Work to be completed
Do not carry the pictures over; copy every other part of the entries exactly.

Dataset

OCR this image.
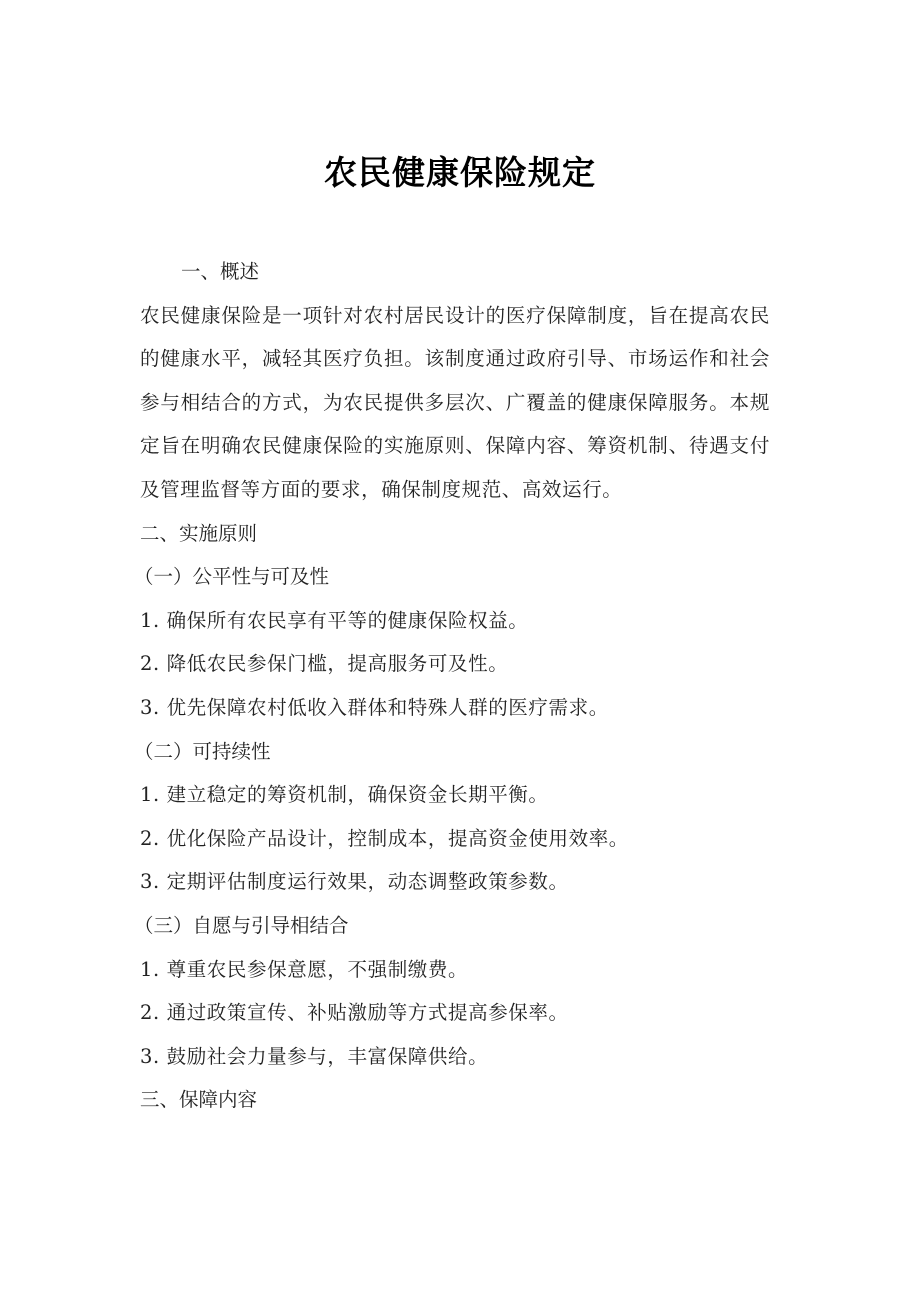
农民健康保险规定

一、概述

农民健康保险是一项针对农村居民设计的医疗保障制度，旨在提高农民的健康水平，减轻其医疗负担。该制度通过政府引导、市场运作和社会参与相结合的方式，为农民提供多层次、广覆盖的健康保障服务。本规定旨在明确农民健康保险的实施原则、保障内容、筹资机制、待遇支付及管理监督等方面的要求，确保制度规范、高效运行。

二、实施原则

（一）公平性与可及性

1. 确保所有农民享有平等的健康保险权益。

2. 降低农民参保门槛，提高服务可及性。

3. 优先保障农村低收入群体和特殊人群的医疗需求。

（二）可持续性

1. 建立稳定的筹资机制，确保资金长期平衡。

2. 优化保险产品设计，控制成本，提高资金使用效率。

3. 定期评估制度运行效果，动态调整政策参数。

（三）自愿与引导相结合

1. 尊重农民参保意愿，不强制缴费。

2. 通过政策宣传、补贴激励等方式提高参保率。

3. 鼓励社会力量参与，丰富保障供给。

三、保障内容
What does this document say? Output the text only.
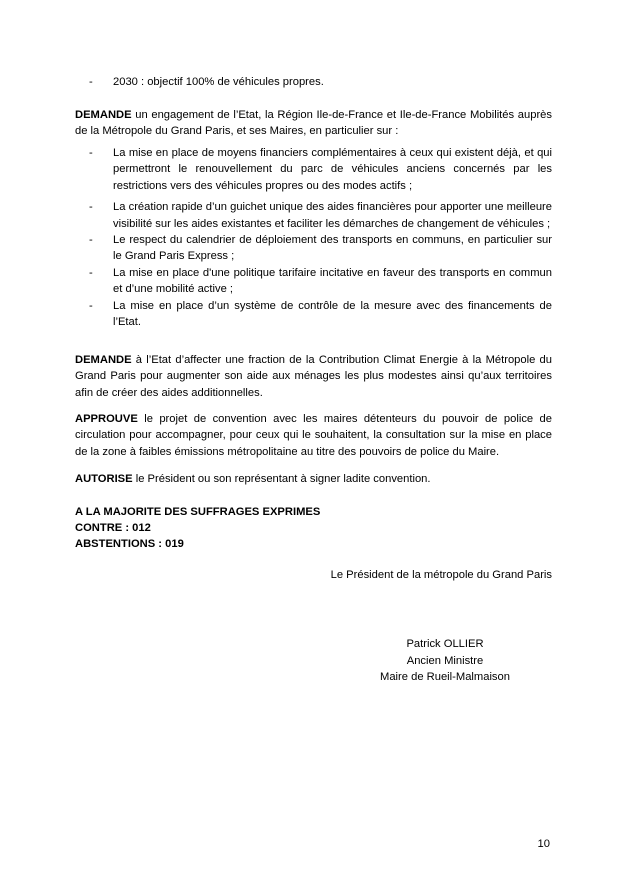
- 2030 : objectif 100% de véhicules propres.
DEMANDE un engagement de l’Etat, la Région Ile-de-France et Ile-de-France Mobilités auprès de la Métropole du Grand Paris, et ses Maires, en particulier sur :
- La mise en place de moyens financiers complémentaires à ceux qui existent déjà, et qui permettront le renouvellement du parc de véhicules anciens concernés par les restrictions vers des véhicules propres ou des modes actifs ;
- La création rapide d’un guichet unique des aides financières pour apporter une meilleure visibilité sur les aides existantes et faciliter les démarches de changement de véhicules ;
- Le respect du calendrier de déploiement des transports en communs, en particulier sur le Grand Paris Express ;
- La mise en place d'une politique tarifaire incitative en faveur des transports en commun et d’une mobilité active ;
- La mise en place d’un système de contrôle de la mesure avec des financements de l’Etat.
DEMANDE à l’Etat d’affecter une fraction de la Contribution Climat Energie à la Métropole du Grand Paris pour augmenter son aide aux ménages les plus modestes ainsi qu’aux territoires afin de créer des aides additionnelles.
APPROUVE le projet de convention avec les maires détenteurs du pouvoir de police de circulation pour accompagner, pour ceux qui le souhaitent, la consultation sur la mise en place de la zone à faibles émissions métropolitaine au titre des pouvoirs de police du Maire.
AUTORISE le Président ou son représentant à signer ladite convention.
A LA MAJORITE DES SUFFRAGES EXPRIMES
CONTRE : 012
ABSTENTIONS : 019
Le Président de la métropole du Grand Paris
Patrick OLLIER
Ancien Ministre
Maire de Rueil-Malmaison
10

Answer for this exercise
OCR this image.
农民健康保险规定

一、概述

农民健康保险是一项针对农村居民设计的医疗保障制度，旨在提高农民的健康水平，减轻其医疗负担。该制度通过政府引导、市场运作和社会参与相结合的方式，为农民提供多层次、广覆盖的健康保障服务。本规定旨在明确农民健康保险的实施原则、保障内容、筹资机制、待遇支付及管理监督等方面的要求，确保制度规范、高效运行。

二、实施原则

（一）公平性与可及性

1. 确保所有农民享有平等的健康保险权益。

2. 降低农民参保门槛，提高服务可及性。

3. 优先保障农村低收入群体和特殊人群的医疗需求。

（二）可持续性

1. 建立稳定的筹资机制，确保资金长期平衡。

2. 优化保险产品设计，控制成本，提高资金使用效率。

3. 定期评估制度运行效果，动态调整政策参数。

（三）自愿与引导相结合

1. 尊重农民参保意愿，不强制缴费。

2. 通过政策宣传、补贴激励等方式提高参保率。

3. 鼓励社会力量参与，丰富保障供给。

三、保障内容
What does this document say? Output the text only.
- 2030 : objectif 100% de véhicules propres.
DEMANDE un engagement de l’Etat, la Région Ile-de-France et Ile-de-France Mobilités auprès de la Métropole du Grand Paris, et ses Maires, en particulier sur :
- La mise en place de moyens financiers complémentaires à ceux qui existent déjà, et qui permettront le renouvellement du parc de véhicules anciens concernés par les restrictions vers des véhicules propres ou des modes actifs ;
- La création rapide d’un guichet unique des aides financières pour apporter une meilleure visibilité sur les aides existantes et faciliter les démarches de changement de véhicules ;
- Le respect du calendrier de déploiement des transports en communs, en particulier sur le Grand Paris Express ;
- La mise en place d'une politique tarifaire incitative en faveur des transports en commun et d’une mobilité active ;
- La mise en place d’un système de contrôle de la mesure avec des financements de l’Etat.
DEMANDE à l’Etat d’affecter une fraction de la Contribution Climat Energie à la Métropole du Grand Paris pour augmenter son aide aux ménages les plus modestes ainsi qu’aux territoires afin de créer des aides additionnelles.
APPROUVE le projet de convention avec les maires détenteurs du pouvoir de police de circulation pour accompagner, pour ceux qui le souhaitent, la consultation sur la mise en place de la zone à faibles émissions métropolitaine au titre des pouvoirs de police du Maire.
AUTORISE le Président ou son représentant à signer ladite convention.
A LA MAJORITE DES SUFFRAGES EXPRIMES
CONTRE : 012
ABSTENTIONS : 019
Le Président de la métropole du Grand Paris
Patrick OLLIER
Ancien Ministre
Maire de Rueil-Malmaison
10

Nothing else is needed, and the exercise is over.